──────── SUPPLIED MATERIAL ────────

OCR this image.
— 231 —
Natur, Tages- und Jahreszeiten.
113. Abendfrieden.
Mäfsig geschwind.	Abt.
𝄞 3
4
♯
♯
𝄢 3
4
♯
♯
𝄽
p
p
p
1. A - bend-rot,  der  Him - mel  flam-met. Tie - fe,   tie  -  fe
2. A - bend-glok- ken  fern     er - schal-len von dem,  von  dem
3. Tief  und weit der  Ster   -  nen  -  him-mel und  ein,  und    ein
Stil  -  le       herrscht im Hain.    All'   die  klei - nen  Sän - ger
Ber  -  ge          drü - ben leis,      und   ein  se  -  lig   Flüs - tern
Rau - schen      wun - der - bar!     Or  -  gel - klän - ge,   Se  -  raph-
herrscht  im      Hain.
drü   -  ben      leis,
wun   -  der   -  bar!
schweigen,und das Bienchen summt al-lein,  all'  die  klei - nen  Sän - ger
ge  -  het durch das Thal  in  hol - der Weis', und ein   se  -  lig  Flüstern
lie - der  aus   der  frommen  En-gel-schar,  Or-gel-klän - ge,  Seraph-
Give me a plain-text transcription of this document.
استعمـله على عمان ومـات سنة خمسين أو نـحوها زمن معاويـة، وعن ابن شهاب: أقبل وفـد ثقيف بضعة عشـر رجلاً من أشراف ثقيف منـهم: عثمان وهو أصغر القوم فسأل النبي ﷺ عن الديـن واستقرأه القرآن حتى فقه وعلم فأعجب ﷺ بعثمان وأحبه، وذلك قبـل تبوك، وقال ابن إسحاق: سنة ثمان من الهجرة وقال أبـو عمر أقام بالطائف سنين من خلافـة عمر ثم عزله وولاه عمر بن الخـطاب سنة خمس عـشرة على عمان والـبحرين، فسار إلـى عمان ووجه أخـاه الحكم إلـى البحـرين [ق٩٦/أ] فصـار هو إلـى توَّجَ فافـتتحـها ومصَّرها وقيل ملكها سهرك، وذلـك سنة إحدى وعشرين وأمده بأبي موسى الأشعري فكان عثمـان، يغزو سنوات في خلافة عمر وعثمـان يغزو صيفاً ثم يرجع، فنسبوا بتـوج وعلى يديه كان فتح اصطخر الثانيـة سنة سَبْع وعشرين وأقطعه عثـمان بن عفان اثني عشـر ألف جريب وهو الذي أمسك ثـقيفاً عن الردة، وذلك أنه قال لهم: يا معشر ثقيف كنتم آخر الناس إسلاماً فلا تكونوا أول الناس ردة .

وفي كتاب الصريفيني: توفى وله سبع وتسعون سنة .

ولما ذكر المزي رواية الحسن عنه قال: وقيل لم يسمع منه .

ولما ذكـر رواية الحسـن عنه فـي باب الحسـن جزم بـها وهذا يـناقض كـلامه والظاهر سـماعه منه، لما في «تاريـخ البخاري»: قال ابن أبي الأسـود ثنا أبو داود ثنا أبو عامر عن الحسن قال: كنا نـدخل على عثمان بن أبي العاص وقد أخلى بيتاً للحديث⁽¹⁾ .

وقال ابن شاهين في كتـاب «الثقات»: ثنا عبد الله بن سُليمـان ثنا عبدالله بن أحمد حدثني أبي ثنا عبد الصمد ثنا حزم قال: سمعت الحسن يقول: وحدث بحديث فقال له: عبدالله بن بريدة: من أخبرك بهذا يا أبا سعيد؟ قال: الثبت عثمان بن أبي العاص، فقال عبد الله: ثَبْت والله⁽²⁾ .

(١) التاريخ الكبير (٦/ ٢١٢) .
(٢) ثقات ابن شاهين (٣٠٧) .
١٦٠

────────

- SHORT EXERCISE: Return each line among the entries that holds the word "عثمان".

- SOLUTION TO THIS TASK:
استعمـله على عمان ومـات سنة خمسين أو نـحوها زمن معاويـة، وعن ابن شهاب: أقبل وفـد ثقيف بضعة عشـر رجلاً من أشراف ثقيف منـهم: عثمان وهو أصغر القوم فسأل النبي ﷺ عن الديـن واستقرأه القرآن حتى فقه وعلم فأعجب ﷺ بعثمان وأحبه، وذلك قبـل تبوك، وقال ابن إسحاق: سنة ثمان من الهجرة وقال أبـو عمر أقام بالطائف سنين من خلافـة عمر ثم عزله وولاه عمر بن الخـطاب سنة خمس عـشرة على عمان والـبحرين، فسار إلـى عمان ووجه أخـاه الحكم إلـى البحـرين [ق٩٦/أ] فصـار هو إلـى توَّجَ فافـتتحـها ومصَّرها وقيل ملكها سهرك، وذلـك سنة إحدى وعشرين وأمده بأبي موسى الأشعري فكان عثمـان، يغزو سنوات في خلافة عمر وعثمـان يغزو صيفاً ثم يرجع، فنسبوا بتـوج وعلى يديه كان فتح اصطخر الثانيـة سنة سَبْع وعشرين وأقطعه عثـمان بن عفان اثني عشـر ألف جريب وهو الذي أمسك ثـقيفاً عن الردة، وذلك أنه قال لهم: يا معشر ثقيف كنتم آخر الناس إسلاماً فلا تكونوا أول الناس ردة .
ولما ذكـر رواية الحسـن عنه فـي باب الحسـن جزم بـها وهذا يـناقض كـلامه والظاهر سـماعه منه، لما في «تاريـخ البخاري»: قال ابن أبي الأسـود ثنا أبو داود ثنا أبو عامر عن الحسن قال: كنا نـدخل على عثمان بن أبي العاص وقد أخلى بيتاً للحديث⁽¹⁾ .
وقال ابن شاهين في كتـاب «الثقات»: ثنا عبد الله بن سُليمـان ثنا عبدالله بن أحمد حدثني أبي ثنا عبد الصمد ثنا حزم قال: سمعت الحسن يقول: وحدث بحديث فقال له: عبدالله بن بريدة: من أخبرك بهذا يا أبا سعيد؟ قال: الثبت عثمان بن أبي العاص، فقال عبد الله: ثَبْت والله⁽²⁾ .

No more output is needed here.